Aim >> Write the count of lines that contain the word "remonter" and nothing else.
--- Supplied data ---
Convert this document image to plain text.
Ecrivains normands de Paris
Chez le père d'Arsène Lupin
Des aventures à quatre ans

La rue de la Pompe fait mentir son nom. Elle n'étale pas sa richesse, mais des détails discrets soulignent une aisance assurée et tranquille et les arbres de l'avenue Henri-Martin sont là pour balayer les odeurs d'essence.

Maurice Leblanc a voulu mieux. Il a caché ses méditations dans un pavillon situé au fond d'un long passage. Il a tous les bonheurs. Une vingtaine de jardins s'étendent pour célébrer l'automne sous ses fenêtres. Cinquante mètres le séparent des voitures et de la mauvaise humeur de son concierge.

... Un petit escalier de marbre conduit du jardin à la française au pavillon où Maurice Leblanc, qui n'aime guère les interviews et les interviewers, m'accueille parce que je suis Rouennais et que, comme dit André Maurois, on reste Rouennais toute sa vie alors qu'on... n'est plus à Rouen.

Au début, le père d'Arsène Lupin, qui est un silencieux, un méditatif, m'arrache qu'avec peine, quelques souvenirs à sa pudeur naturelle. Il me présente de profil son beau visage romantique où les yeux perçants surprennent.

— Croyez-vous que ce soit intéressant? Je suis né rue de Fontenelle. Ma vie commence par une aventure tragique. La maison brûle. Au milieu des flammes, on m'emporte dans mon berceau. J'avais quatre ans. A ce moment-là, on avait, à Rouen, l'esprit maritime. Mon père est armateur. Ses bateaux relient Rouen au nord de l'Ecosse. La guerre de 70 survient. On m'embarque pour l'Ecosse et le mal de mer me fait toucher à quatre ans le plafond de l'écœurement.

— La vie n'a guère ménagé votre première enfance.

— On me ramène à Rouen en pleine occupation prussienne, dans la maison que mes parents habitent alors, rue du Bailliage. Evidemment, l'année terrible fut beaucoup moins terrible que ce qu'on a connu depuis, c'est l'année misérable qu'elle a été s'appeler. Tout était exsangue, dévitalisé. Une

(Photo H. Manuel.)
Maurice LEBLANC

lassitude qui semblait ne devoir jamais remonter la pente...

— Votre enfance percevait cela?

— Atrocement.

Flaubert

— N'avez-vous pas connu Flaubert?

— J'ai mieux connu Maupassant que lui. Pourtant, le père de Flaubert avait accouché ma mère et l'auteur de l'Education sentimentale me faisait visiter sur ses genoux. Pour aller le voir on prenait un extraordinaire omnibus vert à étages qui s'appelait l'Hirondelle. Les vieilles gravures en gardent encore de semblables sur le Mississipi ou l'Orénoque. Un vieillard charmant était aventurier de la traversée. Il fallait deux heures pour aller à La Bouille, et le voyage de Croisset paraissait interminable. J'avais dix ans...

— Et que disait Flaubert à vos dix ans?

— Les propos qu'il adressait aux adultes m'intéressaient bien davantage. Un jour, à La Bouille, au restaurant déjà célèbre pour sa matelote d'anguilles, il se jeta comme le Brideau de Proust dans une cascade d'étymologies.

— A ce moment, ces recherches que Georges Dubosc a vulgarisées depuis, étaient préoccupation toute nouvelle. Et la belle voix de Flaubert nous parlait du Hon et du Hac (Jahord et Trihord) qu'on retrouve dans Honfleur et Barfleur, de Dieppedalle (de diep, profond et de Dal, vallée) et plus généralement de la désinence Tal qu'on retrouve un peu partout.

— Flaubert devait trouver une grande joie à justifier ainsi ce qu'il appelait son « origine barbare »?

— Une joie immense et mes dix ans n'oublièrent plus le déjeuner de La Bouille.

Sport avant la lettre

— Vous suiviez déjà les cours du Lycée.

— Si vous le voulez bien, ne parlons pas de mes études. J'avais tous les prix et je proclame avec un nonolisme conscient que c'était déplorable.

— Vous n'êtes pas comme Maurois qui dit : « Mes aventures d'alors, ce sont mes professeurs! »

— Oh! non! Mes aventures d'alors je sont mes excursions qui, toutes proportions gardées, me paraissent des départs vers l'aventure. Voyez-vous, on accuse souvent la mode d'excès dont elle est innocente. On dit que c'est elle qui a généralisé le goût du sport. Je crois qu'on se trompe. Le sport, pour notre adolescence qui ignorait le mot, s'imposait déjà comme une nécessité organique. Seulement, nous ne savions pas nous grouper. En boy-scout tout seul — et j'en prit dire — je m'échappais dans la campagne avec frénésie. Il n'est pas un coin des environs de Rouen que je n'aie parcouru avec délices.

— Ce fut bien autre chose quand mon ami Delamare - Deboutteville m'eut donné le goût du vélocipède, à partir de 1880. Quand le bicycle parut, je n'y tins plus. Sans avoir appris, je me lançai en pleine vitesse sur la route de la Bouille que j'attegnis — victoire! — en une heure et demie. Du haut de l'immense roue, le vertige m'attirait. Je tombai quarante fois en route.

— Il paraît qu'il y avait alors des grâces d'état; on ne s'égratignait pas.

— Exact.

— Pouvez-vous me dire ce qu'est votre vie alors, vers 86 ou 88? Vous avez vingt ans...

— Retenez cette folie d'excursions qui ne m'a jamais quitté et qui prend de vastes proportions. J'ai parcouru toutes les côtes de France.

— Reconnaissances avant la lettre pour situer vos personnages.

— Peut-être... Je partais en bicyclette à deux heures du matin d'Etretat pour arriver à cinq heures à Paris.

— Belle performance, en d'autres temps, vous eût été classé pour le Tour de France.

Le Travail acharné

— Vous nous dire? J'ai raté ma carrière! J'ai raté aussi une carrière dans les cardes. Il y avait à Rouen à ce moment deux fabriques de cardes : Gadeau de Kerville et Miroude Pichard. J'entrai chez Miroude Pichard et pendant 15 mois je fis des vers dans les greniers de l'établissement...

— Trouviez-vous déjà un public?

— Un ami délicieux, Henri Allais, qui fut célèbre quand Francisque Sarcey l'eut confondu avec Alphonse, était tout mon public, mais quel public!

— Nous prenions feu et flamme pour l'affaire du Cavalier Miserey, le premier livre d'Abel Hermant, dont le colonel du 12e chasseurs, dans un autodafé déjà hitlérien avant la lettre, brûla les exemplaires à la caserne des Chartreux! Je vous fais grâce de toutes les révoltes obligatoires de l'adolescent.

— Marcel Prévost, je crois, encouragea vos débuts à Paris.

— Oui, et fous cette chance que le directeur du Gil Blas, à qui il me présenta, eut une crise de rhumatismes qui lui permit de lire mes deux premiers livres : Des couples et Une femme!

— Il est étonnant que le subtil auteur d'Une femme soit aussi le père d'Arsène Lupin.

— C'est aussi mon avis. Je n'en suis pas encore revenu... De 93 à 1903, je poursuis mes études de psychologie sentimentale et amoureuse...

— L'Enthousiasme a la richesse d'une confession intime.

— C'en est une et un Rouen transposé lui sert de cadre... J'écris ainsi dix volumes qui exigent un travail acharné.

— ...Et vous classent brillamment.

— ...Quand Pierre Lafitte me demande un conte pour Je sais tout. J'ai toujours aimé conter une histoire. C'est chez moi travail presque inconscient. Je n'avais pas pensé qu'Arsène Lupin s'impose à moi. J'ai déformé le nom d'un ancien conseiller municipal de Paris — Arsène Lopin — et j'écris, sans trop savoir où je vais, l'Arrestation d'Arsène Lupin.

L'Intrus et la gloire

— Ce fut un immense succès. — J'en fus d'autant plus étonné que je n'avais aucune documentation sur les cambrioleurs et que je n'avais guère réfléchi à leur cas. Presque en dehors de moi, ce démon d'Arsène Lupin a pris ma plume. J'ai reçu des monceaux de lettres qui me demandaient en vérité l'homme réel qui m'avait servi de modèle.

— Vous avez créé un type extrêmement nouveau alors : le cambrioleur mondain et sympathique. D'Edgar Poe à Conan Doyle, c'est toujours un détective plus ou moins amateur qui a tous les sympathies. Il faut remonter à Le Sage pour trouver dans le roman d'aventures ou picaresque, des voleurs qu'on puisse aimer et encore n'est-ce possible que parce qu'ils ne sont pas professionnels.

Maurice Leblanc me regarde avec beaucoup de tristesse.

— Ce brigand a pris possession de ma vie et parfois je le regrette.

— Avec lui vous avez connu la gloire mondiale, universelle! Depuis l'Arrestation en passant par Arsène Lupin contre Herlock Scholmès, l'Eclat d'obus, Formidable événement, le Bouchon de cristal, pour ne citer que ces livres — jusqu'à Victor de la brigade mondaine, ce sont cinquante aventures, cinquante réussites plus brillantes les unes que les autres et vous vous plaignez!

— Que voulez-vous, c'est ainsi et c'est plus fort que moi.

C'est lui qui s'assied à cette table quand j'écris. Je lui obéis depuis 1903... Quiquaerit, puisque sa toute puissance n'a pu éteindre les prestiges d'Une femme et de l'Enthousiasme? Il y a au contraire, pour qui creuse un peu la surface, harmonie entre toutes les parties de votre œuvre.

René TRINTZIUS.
---
Exercise result >> 2